Document passage:
CS194-26 Project 4A: Image Warping and Mosaicing

Matthew Tang

Part 1: Shoot and digitize pictures

The first step was to take pictures. I used my iPhone7 to take the photos, trying my best to only rotate the angle and not translate the reference point (to be able to accurately reconstruct the homographies later). I took photos for 3 sets of panoramas.

Campanile

Soda Hall Entrance*

Apartment Hall*


* Note: soda hall and apartment images displayed are compressed to fit the 25MB max size for upload utility

Part 2: Recover Homographies

We will need to compute a homography to warp the photos to be able to stitch them together. I chose to do an inverse warp to avoid aliasing problems (using similar interpolation code to proj3). We can fix the bottom right element of H to be 1 (the scale factor) and solve for the rest of the parameters. Although 4 points uniquely identify a homography, I chose to take more than 4 points, resulting in an overconstrained system to reduce the effects of error in point selection. For this reason, I solved for the H matrix using least squares using the following formula*:

* credit to this website for the derivation.

To more accurately choose points, I zoomed in and selected them in Photoshop.

Part 3: Warp the Images

Now that I had a homography matrix H, I could warp the photos. To stitch 2 photos together, I would inverse warp the second one (on the right) to the first one (on the left). For an arbitrary number of photos n, I would finish the process of stitching the first n - 1 photos together, and then stitch that result with the nth photo.

Part 4: Image Rectification

As an aside, we now have the tools to rectify images. That is, given an image of an object (taken at an angle) that we have outside knowledge to be rectangular, we can warp the image to be rectangular.

Painting 1 (Original)

Painting 1 (Rectified)

Painting 2 (Original)

Painting 2 (Rectified)

Part 5: Blend the images into a mosaic

Now that we have the images warped, we want to stitch them together. An easy way to do this is to select the left image to be the shared canvas. The right image will have precomputed left padding since I am doing an inverse warp of points to the left image. I add right padding on the left image to make the two images the same size. Then I create a mask and do laplacian blending (code taken from proj2).

Campanile Mask

Campanile Image 1 (Padded)

Campanile Image 2 (Warped, Padded)

Stored data:
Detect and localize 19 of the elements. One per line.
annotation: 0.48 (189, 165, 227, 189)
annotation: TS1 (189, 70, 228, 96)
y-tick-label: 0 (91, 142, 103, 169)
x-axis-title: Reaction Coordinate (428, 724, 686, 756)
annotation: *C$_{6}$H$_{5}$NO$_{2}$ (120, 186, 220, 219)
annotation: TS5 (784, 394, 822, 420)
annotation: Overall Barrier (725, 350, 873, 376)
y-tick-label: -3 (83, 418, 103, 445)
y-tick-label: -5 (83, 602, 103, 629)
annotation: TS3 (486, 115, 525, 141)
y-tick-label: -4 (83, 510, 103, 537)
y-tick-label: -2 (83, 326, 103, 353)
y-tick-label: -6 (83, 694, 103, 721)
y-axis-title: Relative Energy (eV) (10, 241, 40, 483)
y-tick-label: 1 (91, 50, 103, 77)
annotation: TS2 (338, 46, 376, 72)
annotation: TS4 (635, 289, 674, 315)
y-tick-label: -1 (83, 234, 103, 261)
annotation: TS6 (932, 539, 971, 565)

Work request 1:
In the image warping project write-up, what device was used to take the photos?
Work request 2:
Reproduce the image warping write-up word for word from "Part 5: Blend" to "Image 1 (Padded)".

Written answer 1:
An iPhone7.

Written answer 2:
Part 5: Blend the images into a mosaic

Now that we have the images warped, we want to stitch them together. An easy way to do this is to select the left image to be the shared canvas. The right image will have precomputed left padding since I am doing an inverse warp of points to the left image. I add right padding on the left image to make the two images the same size. Then I create a mask and do laplacian blending (code taken from proj2).

Campanile Mask

Campanile Image 1 (Padded)